═════ EXCERPTED PASSAGE

Expression Result Comment
2 in { 1, 2, 3 } true Using in operator, you may test whether a value is contained in given set (the ∈ relation)
4 not in { 1, 2, 3 } true The in operator may be negated for better readability (the ∉ relation).
2.0 in { 1, 2, 3 } true There is no difference between integers, doubles, and timestamps when testing containment.
"2" in { 1, 2, 3 } false There is a difference between numbers and strings.
{ 1, 2 } in { 1, 2, 3 } false in stays for ∈, not ⊆!
{ 1, 2 } in { {1,2}, {3,4} } true in stays for ∈.

Comparison

Expression Result Comment
{ 1, 2 } < { 1, 2, 3 } true Using < operator, you may test whether one test is a proper subset of another set (⊂ operator in set algebra).
{ 1, 2 } < { 1, 2 } false No set is a proper subset of itself.
{} < { 1, 2 } true Empty set is a proper subset of every non-empty set.
{} < {} false Empty set is not a proper subset of itself.
{ 1, 2 } <= { 1, 2, 3 } true Using <= operator, you may test whether one set is a subset of another set (⊆ operator is set algebra).
{ 1, 2 } <= { 1, 2 } true Every set is a subset of itself.
{ 1, 2 } == { 1, 2 } true == tests whether two sets are identical.
{ 1, 2 } != { 1, 2 } false != tests whether two sets are different.
{ 1, 2, 3 } >= { 1, 2 } true >= operator tests whether one set is a superset of another set (⊇ operator in set algebra).
{ 1, 2 } >= { 1, 2 } true Every set is a superset of itself.
{ 1, 2, 3 } > { 1, 2 } true > operator tests whether one set is a proper superset of another set (⊃ operator in set algebra).
{ 1, 2 } > { 1, 2 } false A non-empty set in not a proper superset of itself.

══════════

**GIVEN REQUEST**
Extract the set operator tables above in full, word for word.

═════ DATA EXTRACT

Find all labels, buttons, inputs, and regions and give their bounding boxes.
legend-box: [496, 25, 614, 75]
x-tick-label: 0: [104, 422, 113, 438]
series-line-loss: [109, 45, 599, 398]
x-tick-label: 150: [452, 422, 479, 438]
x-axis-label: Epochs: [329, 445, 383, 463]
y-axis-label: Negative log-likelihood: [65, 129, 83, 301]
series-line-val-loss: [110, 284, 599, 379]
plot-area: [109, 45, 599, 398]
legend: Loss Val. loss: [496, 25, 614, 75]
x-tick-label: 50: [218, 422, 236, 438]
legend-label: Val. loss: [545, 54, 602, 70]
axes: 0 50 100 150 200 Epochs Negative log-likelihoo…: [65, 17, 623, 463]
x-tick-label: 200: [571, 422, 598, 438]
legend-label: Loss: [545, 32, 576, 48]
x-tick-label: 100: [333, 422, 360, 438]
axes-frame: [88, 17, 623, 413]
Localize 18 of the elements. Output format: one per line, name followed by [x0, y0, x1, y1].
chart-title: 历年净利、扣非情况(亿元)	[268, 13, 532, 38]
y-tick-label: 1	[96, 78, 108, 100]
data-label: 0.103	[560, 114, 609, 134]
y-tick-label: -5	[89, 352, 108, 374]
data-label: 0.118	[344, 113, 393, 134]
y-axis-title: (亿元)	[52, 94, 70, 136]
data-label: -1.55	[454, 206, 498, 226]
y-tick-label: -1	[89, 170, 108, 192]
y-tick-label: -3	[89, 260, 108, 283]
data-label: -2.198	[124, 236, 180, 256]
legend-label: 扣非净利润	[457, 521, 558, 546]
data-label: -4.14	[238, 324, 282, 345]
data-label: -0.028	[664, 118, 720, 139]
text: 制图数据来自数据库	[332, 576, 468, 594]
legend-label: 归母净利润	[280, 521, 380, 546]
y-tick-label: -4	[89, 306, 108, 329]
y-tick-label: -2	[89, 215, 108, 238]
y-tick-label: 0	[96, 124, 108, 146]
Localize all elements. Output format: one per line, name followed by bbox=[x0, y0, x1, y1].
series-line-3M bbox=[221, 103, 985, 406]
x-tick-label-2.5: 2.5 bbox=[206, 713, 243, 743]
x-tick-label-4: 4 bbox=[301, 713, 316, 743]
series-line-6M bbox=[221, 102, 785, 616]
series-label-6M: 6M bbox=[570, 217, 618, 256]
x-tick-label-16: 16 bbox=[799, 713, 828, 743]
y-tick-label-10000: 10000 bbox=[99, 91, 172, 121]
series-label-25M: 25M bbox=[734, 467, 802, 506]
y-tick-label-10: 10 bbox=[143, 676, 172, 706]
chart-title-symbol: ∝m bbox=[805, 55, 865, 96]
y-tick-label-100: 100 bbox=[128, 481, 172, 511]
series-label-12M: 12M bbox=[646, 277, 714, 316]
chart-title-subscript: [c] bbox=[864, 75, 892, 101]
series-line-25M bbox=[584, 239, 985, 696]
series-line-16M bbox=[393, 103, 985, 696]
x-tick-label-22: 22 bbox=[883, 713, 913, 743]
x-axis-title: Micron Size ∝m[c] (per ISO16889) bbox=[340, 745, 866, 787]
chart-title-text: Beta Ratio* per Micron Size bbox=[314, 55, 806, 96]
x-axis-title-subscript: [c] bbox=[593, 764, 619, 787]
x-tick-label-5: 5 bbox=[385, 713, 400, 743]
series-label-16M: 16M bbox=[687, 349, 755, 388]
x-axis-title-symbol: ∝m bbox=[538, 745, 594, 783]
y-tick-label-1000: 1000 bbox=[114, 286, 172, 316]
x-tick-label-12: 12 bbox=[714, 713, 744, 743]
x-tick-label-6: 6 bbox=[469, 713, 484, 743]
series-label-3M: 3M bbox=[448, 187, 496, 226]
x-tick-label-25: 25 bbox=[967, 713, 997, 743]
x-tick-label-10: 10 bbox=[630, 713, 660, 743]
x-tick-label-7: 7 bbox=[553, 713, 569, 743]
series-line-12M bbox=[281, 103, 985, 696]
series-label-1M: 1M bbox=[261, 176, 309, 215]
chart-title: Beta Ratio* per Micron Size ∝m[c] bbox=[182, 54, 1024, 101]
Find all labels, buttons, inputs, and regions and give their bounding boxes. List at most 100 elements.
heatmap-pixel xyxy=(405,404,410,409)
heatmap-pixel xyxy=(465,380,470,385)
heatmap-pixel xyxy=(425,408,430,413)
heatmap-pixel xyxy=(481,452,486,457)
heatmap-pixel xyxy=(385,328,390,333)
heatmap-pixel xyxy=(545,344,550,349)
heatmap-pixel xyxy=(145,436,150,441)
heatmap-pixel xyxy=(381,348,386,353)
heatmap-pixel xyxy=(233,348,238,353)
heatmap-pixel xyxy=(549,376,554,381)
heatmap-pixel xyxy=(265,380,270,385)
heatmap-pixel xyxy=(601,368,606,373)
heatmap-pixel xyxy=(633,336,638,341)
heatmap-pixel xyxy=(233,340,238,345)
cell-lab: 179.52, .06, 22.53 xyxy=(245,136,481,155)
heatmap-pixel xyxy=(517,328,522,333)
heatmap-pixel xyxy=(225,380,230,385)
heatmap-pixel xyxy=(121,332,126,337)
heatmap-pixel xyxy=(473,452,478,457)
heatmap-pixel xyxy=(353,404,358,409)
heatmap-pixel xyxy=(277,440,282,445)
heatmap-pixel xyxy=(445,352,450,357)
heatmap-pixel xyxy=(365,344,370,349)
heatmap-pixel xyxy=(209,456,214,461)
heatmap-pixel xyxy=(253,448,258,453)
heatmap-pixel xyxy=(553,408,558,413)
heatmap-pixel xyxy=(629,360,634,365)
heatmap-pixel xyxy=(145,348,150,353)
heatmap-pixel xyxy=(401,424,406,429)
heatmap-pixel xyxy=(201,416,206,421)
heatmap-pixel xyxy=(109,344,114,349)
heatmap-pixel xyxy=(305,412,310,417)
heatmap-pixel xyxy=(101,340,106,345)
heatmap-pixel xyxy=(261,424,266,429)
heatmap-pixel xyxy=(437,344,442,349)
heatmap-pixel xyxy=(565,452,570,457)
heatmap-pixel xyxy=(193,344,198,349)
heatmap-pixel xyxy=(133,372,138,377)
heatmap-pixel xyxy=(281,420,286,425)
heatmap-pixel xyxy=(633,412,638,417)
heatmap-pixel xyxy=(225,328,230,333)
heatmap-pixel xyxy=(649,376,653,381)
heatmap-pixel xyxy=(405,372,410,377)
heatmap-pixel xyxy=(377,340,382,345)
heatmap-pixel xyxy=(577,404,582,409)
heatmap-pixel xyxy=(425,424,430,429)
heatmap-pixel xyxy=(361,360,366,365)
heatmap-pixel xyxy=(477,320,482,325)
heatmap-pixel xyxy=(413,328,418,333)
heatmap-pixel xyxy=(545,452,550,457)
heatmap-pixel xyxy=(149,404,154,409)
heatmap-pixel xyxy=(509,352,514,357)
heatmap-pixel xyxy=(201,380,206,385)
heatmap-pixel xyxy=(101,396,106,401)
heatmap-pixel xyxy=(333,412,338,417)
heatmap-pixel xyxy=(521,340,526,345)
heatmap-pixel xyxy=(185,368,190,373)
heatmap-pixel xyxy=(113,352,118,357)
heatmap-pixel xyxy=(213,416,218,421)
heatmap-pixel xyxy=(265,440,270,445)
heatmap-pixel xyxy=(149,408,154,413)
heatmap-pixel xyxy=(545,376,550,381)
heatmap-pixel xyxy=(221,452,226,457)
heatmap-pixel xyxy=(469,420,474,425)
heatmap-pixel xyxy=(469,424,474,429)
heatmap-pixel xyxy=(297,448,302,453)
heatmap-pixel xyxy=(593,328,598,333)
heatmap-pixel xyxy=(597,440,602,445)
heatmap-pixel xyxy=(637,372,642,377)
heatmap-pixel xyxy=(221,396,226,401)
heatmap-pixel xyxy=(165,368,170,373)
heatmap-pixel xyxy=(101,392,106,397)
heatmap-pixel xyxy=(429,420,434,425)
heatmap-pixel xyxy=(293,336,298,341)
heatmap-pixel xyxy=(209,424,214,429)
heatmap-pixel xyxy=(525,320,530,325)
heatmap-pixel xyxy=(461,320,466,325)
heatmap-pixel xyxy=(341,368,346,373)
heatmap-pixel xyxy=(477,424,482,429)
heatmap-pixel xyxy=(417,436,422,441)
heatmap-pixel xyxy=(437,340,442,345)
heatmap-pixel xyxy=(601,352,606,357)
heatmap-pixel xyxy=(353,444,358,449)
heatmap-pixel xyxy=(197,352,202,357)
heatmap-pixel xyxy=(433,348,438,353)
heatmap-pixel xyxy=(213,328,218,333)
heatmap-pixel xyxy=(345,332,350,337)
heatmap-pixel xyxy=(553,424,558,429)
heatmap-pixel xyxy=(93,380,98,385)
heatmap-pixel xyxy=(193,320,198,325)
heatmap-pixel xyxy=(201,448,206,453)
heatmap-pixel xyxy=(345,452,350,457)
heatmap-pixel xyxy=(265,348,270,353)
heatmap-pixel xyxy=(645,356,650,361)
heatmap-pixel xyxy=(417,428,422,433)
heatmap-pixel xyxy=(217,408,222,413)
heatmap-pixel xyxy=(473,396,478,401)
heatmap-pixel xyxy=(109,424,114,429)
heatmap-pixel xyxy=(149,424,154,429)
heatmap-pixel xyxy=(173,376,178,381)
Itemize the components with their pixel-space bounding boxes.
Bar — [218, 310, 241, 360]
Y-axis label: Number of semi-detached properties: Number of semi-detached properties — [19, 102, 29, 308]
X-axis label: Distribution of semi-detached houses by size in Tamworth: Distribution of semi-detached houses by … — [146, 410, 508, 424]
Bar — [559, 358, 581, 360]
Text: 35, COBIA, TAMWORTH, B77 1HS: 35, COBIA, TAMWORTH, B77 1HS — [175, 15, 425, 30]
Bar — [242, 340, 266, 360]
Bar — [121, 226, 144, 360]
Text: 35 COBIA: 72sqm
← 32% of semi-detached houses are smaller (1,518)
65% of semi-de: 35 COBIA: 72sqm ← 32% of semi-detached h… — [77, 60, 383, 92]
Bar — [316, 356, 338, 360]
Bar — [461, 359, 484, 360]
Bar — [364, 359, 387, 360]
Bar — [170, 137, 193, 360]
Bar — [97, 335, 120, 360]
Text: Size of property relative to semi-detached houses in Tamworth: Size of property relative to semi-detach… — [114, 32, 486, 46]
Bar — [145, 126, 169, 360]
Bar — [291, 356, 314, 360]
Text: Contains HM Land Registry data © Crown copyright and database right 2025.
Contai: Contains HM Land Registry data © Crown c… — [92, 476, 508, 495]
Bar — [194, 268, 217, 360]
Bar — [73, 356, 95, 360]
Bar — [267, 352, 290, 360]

══════════

**OUTPUT OF THE EXERCISE**
Expression Result Comment
2 in { 1, 2, 3 } true Using in operator, you may test whether a value is contained in given set (the ∈ relation)
4 not in { 1, 2, 3 } true The in operator may be negated for better readability (the ∉ relation).
2.0 in { 1, 2, 3 } true There is no difference between integers, doubles, and timestamps when testing containment.
"2" in { 1, 2, 3 } false There is a difference between numbers and strings.
{ 1, 2 } in { 1, 2, 3 } false in stays for ∈, not ⊆!
{ 1, 2 } in { {1,2}, {3,4} } true in stays for ∈.

Comparison

Expression Result Comment
{ 1, 2 } < { 1, 2, 3 } true Using < operator, you may test whether one test is a proper subset of another set (⊂ operator in set algebra).
{ 1, 2 } < { 1, 2 } false No set is a proper subset of itself.
{} < { 1, 2 } true Empty set is a proper subset of every non-empty set.
{} < {} false Empty set is not a proper subset of itself.
{ 1, 2 } <= { 1, 2, 3 } true Using <= operator, you may test whether one set is a subset of another set (⊆ operator is set algebra).
{ 1, 2 } <= { 1, 2 } true Every set is a subset of itself.
{ 1, 2 } == { 1, 2 } true == tests whether two sets are identical.
{ 1, 2 } != { 1, 2 } false != tests whether two sets are different.
{ 1, 2, 3 } >= { 1, 2 } true >= operator tests whether one set is a superset of another set (⊇ operator in set algebra).
{ 1, 2 } >= { 1, 2 } true Every set is a superset of itself.
{ 1, 2, 3 } > { 1, 2 } true > operator tests whether one set is a proper superset of another set (⊃ operator in set algebra).
{ 1, 2 } > { 1, 2 } false A non-empty set in not a proper superset of itself.